◆ THE PROBLEM
In the listing that follows, how many lines contain the string "ylabel"? Provide only the number.

[begin DATASET CONTENT]

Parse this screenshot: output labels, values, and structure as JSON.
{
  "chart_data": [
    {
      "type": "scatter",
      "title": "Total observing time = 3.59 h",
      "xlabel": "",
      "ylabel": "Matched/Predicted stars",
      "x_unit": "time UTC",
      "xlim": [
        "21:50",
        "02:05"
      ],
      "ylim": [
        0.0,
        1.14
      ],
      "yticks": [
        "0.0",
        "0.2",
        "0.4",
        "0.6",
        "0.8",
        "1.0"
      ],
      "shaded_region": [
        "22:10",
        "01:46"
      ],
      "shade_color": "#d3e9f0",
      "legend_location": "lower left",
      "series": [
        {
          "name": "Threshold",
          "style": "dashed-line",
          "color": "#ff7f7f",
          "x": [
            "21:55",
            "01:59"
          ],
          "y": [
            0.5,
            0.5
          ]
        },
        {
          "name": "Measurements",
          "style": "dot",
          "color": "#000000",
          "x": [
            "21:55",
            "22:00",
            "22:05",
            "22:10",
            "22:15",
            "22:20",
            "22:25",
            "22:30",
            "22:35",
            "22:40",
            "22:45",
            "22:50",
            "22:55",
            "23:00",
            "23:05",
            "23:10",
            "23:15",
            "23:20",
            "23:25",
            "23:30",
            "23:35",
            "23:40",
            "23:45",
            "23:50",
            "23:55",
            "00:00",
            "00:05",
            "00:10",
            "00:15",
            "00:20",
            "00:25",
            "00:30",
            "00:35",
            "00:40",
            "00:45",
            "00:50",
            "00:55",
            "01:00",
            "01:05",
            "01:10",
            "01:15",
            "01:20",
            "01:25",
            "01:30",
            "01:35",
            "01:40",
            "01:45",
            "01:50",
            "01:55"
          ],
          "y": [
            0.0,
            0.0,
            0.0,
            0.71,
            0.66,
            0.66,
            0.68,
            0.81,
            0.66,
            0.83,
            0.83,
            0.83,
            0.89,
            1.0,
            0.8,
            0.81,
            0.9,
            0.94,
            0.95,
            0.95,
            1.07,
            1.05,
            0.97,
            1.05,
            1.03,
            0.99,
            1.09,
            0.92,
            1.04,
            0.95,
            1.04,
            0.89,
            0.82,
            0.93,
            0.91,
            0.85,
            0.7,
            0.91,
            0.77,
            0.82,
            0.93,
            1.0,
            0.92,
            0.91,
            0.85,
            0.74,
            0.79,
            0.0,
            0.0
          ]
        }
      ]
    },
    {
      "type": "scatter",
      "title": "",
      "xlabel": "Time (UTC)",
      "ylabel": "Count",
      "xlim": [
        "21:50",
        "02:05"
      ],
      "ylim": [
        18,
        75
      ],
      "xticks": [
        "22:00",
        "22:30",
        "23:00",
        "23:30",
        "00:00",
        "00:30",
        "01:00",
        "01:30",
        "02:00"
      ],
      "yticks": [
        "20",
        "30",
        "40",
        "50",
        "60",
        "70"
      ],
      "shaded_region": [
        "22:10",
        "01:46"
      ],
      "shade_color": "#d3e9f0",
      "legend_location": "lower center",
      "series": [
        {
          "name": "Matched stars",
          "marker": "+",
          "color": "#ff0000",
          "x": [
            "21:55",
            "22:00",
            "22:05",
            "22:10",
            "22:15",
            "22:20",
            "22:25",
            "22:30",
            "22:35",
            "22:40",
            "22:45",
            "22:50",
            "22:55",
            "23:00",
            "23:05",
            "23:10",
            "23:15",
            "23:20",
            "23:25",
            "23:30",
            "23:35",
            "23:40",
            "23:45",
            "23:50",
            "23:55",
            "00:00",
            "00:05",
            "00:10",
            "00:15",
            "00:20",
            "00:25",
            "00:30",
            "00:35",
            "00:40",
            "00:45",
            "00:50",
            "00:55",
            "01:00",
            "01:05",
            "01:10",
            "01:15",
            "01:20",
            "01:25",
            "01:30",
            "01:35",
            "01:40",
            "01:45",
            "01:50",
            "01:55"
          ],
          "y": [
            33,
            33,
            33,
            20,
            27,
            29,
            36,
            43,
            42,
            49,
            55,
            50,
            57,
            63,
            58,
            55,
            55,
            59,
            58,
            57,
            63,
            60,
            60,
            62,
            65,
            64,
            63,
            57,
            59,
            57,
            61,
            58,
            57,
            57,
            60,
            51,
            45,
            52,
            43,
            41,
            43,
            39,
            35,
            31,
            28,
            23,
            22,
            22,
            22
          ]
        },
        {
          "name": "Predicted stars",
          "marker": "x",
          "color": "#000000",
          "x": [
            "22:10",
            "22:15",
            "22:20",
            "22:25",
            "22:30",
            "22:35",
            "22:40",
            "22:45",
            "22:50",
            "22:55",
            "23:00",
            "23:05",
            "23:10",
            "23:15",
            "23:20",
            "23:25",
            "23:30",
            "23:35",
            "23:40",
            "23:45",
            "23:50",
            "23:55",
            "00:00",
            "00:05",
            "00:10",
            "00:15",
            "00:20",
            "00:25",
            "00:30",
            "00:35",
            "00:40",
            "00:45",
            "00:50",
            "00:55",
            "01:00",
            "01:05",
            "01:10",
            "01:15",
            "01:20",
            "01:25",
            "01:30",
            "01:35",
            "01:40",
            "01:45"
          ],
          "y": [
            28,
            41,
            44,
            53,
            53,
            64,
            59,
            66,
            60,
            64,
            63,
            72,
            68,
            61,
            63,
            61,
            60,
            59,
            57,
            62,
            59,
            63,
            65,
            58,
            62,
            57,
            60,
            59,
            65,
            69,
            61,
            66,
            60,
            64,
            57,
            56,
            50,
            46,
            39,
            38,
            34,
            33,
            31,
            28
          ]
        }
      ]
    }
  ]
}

[end DATASET CONTENT]

◆ WRITTEN SOLUTION
2